Consigne 1 –
D'après le texte sur les danaïdes, de quoi se nourrit la larve de ce papillon ?
Consigne 2 –
Reproduisez sans rien changer les lignes de la liste, de celle qui contient « y-tick-label: 3 <box>47 182 52 192</box> » jusqu'à celle qui contient « point <box>506 355 520 368</box> », ces deux lignes comprises.

Texte de lecture –
Ce lépidoptère habite d’ordinaire les forêts subtropicales au dessus de 1 500 m. Il ne vit que quatre mois. La larve se nourrit de la sève blanchâtre de l’asclépiade. Lorsque les rayons du soleil se reflètent sur la moire brune et bleue de ses ailes mouchetées de blanc, on a l’impression qu’elles changent de couleur.

Chan Chia-lung a commencé à s’intéresser aux danaïdes et à travailler à leur protection en 2000, grâce à des financements du bureau des Forêts, au ministère de l’Agriculture. Il travaille depuis avec d’autres entomologistes amateurs à la documentation des trajets suivis par ces papillons voyageurs.

Ses recherches montrent que ceux-ci effectuent deux grandes migrations par an. La première a lieu en mars-avril et les amène de Maolin, dans le district de Kaohsiung, au sud de l’île, jusqu’à Jhunan, dans le district de Hsinchu, au nord, en passant par Linnei. La seconde odyssée est le voyage de retour vers Maolin, en octobre. Nichée au pied de la Chaîne centrale de montagnes et peu peuplée, la tranquille commune a gagné le surnom de « vallée des papillons pourpres ».

10 000 à la minute

Au cours de sa migration, la danaïde survole l’autoroute n°3, qui a été inaugurée en 2004, au niveau de Linnei. Grâce à un système de caméras, Chan Chia-lung a pu établir qu’à certaines périodes, il en passait à cet endroit plus de 10 000 à la minute. Il a aussi constaté que des dizaines de milliers de papillons étaient écrasés par les véhicules qui passaient à toute allure. En 2005, il a plaidé leur cause auprès de l’administration en charge des autoroutes.

Données sources
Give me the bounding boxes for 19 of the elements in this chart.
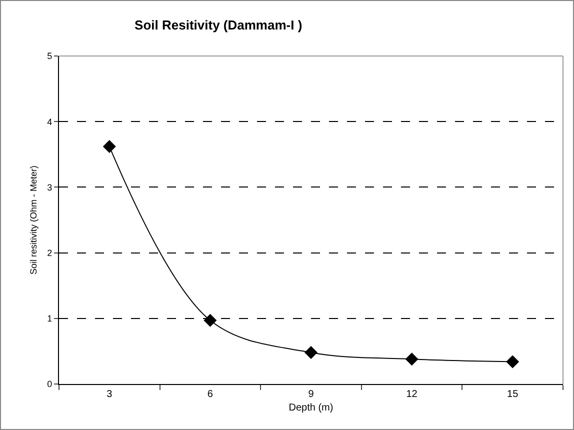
y-tick-label: 3 <box>47 182 52 192</box>
y-axis-title: Soil resitivity (Ohm - Meter) <box>28 165 39 275</box>
point <box>204 314 217 327</box>
point <box>102 140 116 154</box>
point <box>405 352 418 366</box>
chart-title: Soil Resitivity (Dammam-I ) <box>134 17 302 32</box>
x-tick-label: 9 <box>308 389 314 400</box>
y-tick-label: 0 <box>47 379 52 390</box>
y-tick-label: 5 <box>47 51 52 62</box>
y-tick-label: 1 <box>47 314 52 324</box>
point <box>506 355 520 368</box>
x-tick-label: 15 <box>507 389 519 400</box>
x-axis-title: Depth (m) <box>288 402 334 414</box>
x-tick-label: 6 <box>207 389 214 400</box>
x-tick-label: 3 <box>106 389 113 400</box>
x-tick-label: 12 <box>406 389 418 400</box>
point <box>304 346 318 360</box>
y-tick-label: 2 <box>47 248 52 258</box>
y-tick-label: 4 <box>47 116 52 127</box>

Réponse attendue 1 –
De la sève blanchâtre de l'asclépiade.

Réponse attendue 2 –
y-tick-label: 3 <box>47 182 52 192</box>
y-axis-title: Soil resitivity (Ohm - Meter) <box>28 165 39 275</box>
point <box>204 314 217 327</box>
point <box>102 140 116 154</box>
point <box>405 352 418 366</box>
chart-title: Soil Resitivity (Dammam-I ) <box>134 17 302 32</box>
x-tick-label: 9 <box>308 389 314 400</box>
y-tick-label: 0 <box>47 379 52 390</box>
y-tick-label: 5 <box>47 51 52 62</box>
y-tick-label: 1 <box>47 314 52 324</box>
point <box>506 355 520 368</box>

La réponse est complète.